### Bloco de texto:
7 de março de 2011. Tentativa de manifestação antigovernamental no Largo da Independência, na capital angolana. É tempo de Primavera Árabe, mas não em Luanda. Luaty estava lá e foi um dos detidos. “Quem fez alarido, quem fez a confusão toda foi o próprio regime. Tanta confusão à volta daquilo. Ameaçou as pessoas. Isso teve o efeito inverso em alguns de nós”, recordou Luaty em 2012 ao Maka Angola. Seguir-se-iam mais protestos, abortados pelas autoridades, alguns com recurso à violência, que o luandense, nascido a 19 de novembro de 1981, também sentiu na pele.
Nem sempre foi assim. Fruto de “uma terceira geração de angolanos, nascidos em Angola”, como explicou na mesma entrevista, foi criado no privilégio de ter um pai quadro do MPLA, que seria diretor geral da Fundação José Eduardo dos Santos. João Beirão faleceu em 2006, mas ainda viu o filho licenciado em Engenharia Eletrotécnica, em Inglaterra. Foi em Plymouth, onde estudou, que Luaty participou em 2003 numa manifestação contra a guerra no Iraque – “aquilo despertou em mim sensações e emoções fortes”. Por influência paterna tirou a segunda licenciatura, desta vez em França: “Se queres perceber o mundo, então faz Economia”.
O duplo licenciado que voltaria a Luanda era um homem novo. Afastou-se dos anteriores amigos: “No meu processo de crescimento distanciei-me da maior parte das pessoas que eu conhecia, que eram do meu meio e que preferiram continuar a ser fechadas e tapadas e estúpidas e a viver a sua vida despreocupadamente”.

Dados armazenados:
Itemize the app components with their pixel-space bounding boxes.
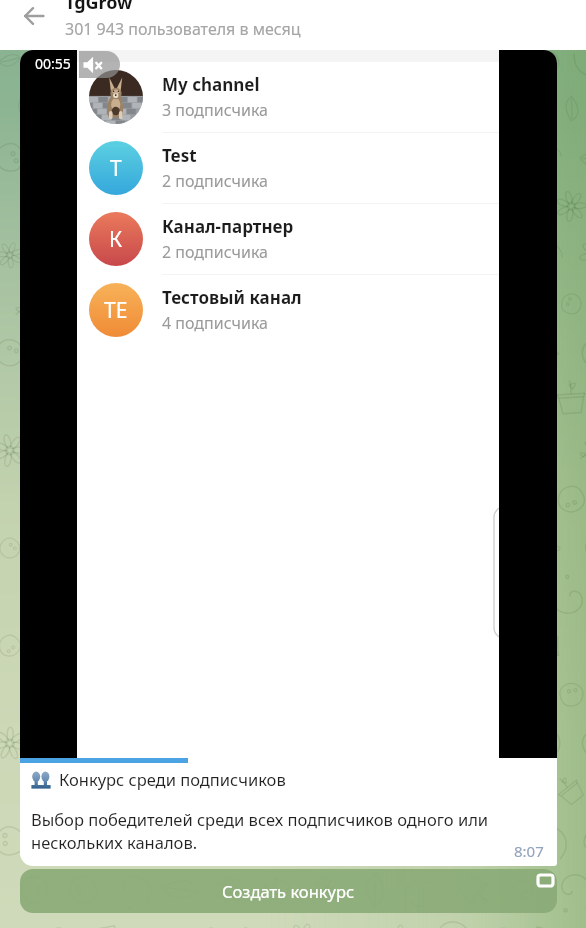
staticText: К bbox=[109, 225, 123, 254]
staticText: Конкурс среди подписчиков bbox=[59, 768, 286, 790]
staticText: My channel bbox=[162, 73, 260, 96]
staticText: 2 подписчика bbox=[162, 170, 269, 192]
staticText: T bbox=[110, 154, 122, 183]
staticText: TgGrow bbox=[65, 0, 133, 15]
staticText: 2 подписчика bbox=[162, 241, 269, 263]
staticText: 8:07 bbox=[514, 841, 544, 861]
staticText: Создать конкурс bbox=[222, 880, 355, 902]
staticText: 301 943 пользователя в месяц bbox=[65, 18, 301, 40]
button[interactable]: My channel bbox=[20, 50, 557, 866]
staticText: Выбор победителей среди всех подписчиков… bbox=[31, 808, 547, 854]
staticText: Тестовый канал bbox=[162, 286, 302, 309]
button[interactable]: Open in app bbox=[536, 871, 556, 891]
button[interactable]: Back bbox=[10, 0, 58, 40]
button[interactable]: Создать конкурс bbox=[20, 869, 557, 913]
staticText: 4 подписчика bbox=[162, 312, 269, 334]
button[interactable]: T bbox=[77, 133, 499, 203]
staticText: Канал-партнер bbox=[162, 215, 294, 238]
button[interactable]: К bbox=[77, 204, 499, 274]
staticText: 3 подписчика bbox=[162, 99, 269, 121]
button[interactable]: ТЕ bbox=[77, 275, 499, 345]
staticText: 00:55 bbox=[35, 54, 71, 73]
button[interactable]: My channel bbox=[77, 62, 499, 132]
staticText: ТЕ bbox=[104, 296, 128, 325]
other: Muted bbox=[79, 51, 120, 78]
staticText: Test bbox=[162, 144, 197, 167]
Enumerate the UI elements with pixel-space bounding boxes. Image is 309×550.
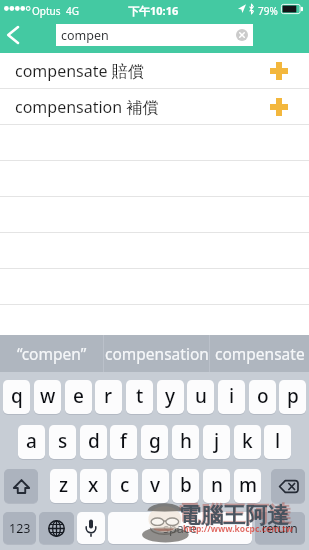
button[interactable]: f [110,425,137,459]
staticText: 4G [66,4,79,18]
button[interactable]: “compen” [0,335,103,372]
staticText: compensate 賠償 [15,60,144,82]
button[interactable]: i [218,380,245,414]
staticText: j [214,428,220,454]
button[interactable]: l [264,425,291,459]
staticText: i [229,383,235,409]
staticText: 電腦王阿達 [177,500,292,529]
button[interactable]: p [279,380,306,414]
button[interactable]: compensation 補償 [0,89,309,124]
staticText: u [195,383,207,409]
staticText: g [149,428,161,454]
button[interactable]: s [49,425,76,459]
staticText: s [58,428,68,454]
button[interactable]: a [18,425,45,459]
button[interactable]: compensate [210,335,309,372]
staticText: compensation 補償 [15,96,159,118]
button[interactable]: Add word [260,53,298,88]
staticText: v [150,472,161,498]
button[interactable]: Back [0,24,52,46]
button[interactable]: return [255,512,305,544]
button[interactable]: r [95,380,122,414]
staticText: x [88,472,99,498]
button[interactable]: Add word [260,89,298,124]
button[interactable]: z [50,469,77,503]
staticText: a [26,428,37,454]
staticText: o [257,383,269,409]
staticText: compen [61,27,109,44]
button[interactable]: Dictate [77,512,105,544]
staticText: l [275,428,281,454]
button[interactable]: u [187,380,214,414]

### Exercícios a resolver:
1 – Segundo o texto sobre Luaty, em que ano participou ele numa manifestação contra a guerra no Iraque?
2 – Nos registos, comece na linha que contém "staticText: К bbox=[109, 225, 123, 254]" e pare depois da linha que contém "button[interactable]: My channel bbox=[20, 50, 557, 866]". Disponha essas linhas como uma lista JSON de strings, uma por linha, sem linhas em branco.
O texto e os registos não têm relação entre si.

### Soluções por tarefa:
1 – Em 2003.

2 –
[
  "staticText: К bbox=[109, 225, 123, 254]",
  "staticText: Конкурс среди подписчиков bbox=[59, 768, 286, 790]",
  "staticText: My channel bbox=[162, 73, 260, 96]",
  "staticText: 2 подписчика bbox=[162, 170, 269, 192]",
  "staticText: T bbox=[110, 154, 122, 183]",
  "staticText: TgGrow bbox=[65, 0, 133, 15]",
  "staticText: 2 подписчика bbox=[162, 241, 269, 263]",
  "staticText: 8:07 bbox=[514, 841, 544, 861]",
  "staticText: Создать конкурс bbox=[222, 880, 355, 902]",
  "staticText: 301 943 пользователя в месяц bbox=[65, 18, 301, 40]",
  "button[interactable]: My channel bbox=[20, 50, 557, 866]"
]